Reproduce all records verbatim.

Items
::::

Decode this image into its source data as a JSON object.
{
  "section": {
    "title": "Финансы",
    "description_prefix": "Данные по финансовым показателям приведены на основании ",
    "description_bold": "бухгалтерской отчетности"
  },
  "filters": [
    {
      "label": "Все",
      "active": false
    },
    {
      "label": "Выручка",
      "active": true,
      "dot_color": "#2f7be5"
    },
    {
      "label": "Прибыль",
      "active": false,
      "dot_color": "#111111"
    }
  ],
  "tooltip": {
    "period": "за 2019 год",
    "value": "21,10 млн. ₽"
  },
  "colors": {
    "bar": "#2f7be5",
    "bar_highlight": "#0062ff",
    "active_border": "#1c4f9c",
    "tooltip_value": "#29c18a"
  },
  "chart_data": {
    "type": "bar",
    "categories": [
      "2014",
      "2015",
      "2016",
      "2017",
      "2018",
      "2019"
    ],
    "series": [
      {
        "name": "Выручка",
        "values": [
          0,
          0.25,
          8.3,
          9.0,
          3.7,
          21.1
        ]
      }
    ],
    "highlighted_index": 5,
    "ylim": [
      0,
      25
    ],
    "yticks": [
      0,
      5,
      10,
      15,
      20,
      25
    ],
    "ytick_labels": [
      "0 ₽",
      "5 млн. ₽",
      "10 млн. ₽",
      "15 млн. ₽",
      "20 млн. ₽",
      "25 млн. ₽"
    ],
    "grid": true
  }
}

::::

Problem solution
Decode this image into its source data as a JSON object.
{
  "section": {
    "title": "Финансы",
    "description_prefix": "Данные по финансовым показателям приведены на основании ",
    "description_bold": "бухгалтерской отчетности"
  },
  "filters": [
    {
      "label": "Все",
      "active": false
    },
    {
      "label": "Выручка",
      "active": true,
      "dot_color": "#2f7be5"
    },
    {
      "label": "Прибыль",
      "active": false,
      "dot_color": "#111111"
    }
  ],
  "tooltip": {
    "period": "за 2019 год",
    "value": "21,10 млн. ₽"
  },
  "colors": {
    "bar": "#2f7be5",
    "bar_highlight": "#0062ff",
    "active_border": "#1c4f9c",
    "tooltip_value": "#29c18a"
  },
  "chart_data": {
    "type": "bar",
    "categories": [
      "2014",
      "2015",
      "2016",
      "2017",
      "2018",
      "2019"
    ],
    "series": [
      {
        "name": "Выручка",
        "values": [
          0,
          0.25,
          8.3,
          9.0,
          3.7,
          21.1
        ]
      }
    ],
    "highlighted_index": 5,
    "ylim": [
      0,
      25
    ],
    "yticks": [
      0,
      5,
      10,
      15,
      20,
      25
    ],
    "ytick_labels": [
      "0 ₽",
      "5 млн. ₽",
      "10 млн. ₽",
      "15 млн. ₽",
      "20 млн. ₽",
      "25 млн. ₽"
    ],
    "grid": true
  }
}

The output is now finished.